Copy every line of the items below without changing anything, and leave the pictures out.
>> START
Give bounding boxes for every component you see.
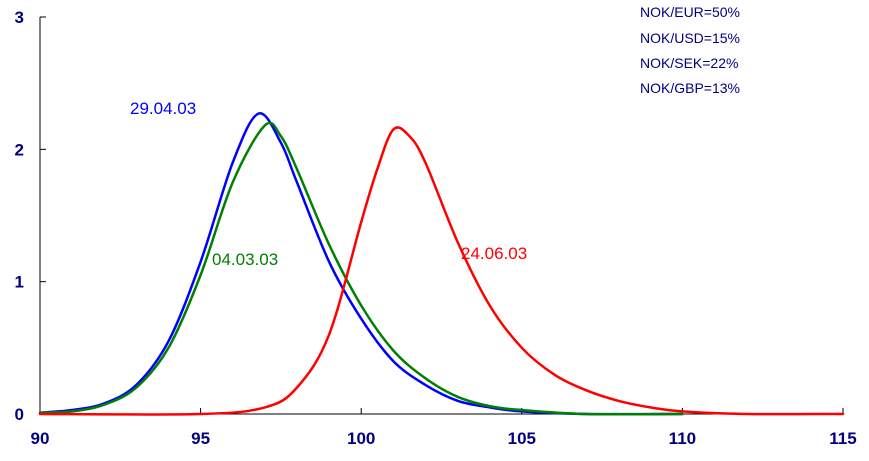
weight-nok-gbp: NOK/GBP=13% xyxy=(640,80,740,96)
weight-nok-sek: NOK/SEK=22% xyxy=(640,55,738,71)
x-tick-label: 115 xyxy=(829,429,856,448)
series-label-29-04-03: 29.04.03 xyxy=(130,99,196,118)
y-tick-label: 0 xyxy=(15,405,24,424)
series-line-29-04-03 xyxy=(38,112,684,416)
series-line-04-03-03 xyxy=(38,121,684,416)
weights-annotation: NOK/EUR=50% NOK/USD=15% NOK/SEK=22% NOK/… xyxy=(640,4,740,96)
series-label-24-06-03: 24.06.03 xyxy=(461,244,527,263)
series-labels: 29.04.03 04.03.03 24.06.03 xyxy=(130,99,527,269)
x-tick-label: 90 xyxy=(31,429,50,448)
weight-nok-eur: NOK/EUR=50% xyxy=(640,4,740,20)
series-label-04-03-03: 04.03.03 xyxy=(212,250,278,269)
y-tick-label: 1 xyxy=(15,273,24,292)
series-line-24-06-03 xyxy=(38,126,845,416)
y-tick-label: 3 xyxy=(15,8,24,27)
x-tick-label: 105 xyxy=(508,429,536,448)
y-tick-label: 2 xyxy=(15,140,24,159)
x-tick-label: 95 xyxy=(191,429,210,448)
x-tick-label: 110 xyxy=(669,429,696,448)
weight-nok-usd: NOK/USD=15% xyxy=(640,30,740,46)
series-group xyxy=(38,112,845,416)
x-tick-label: 100 xyxy=(347,429,375,448)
>> END
Completed task:
Give bounding boxes for every component you see.
weight-nok-gbp: NOK/GBP=13% xyxy=(640,80,740,96)
weight-nok-sek: NOK/SEK=22% xyxy=(640,55,738,71)
x-tick-label: 115 xyxy=(829,429,856,448)
series-label-29-04-03: 29.04.03 xyxy=(130,99,196,118)
y-tick-label: 0 xyxy=(15,405,24,424)
series-line-29-04-03 xyxy=(38,112,684,416)
series-line-04-03-03 xyxy=(38,121,684,416)
weights-annotation: NOK/EUR=50% NOK/USD=15% NOK/SEK=22% NOK/… xyxy=(640,4,740,96)
series-label-24-06-03: 24.06.03 xyxy=(461,244,527,263)
series-labels: 29.04.03 04.03.03 24.06.03 xyxy=(130,99,527,269)
x-tick-label: 90 xyxy=(31,429,50,448)
weight-nok-eur: NOK/EUR=50% xyxy=(640,4,740,20)
series-label-04-03-03: 04.03.03 xyxy=(212,250,278,269)
y-tick-label: 1 xyxy=(15,273,24,292)
series-line-24-06-03 xyxy=(38,126,845,416)
y-tick-label: 3 xyxy=(15,8,24,27)
x-tick-label: 105 xyxy=(508,429,536,448)
y-tick-label: 2 xyxy=(15,140,24,159)
x-tick-label: 95 xyxy=(191,429,210,448)
x-tick-label: 110 xyxy=(669,429,696,448)
weight-nok-usd: NOK/USD=15% xyxy=(640,30,740,46)
series-group xyxy=(38,112,845,416)
x-tick-label: 100 xyxy=(347,429,375,448)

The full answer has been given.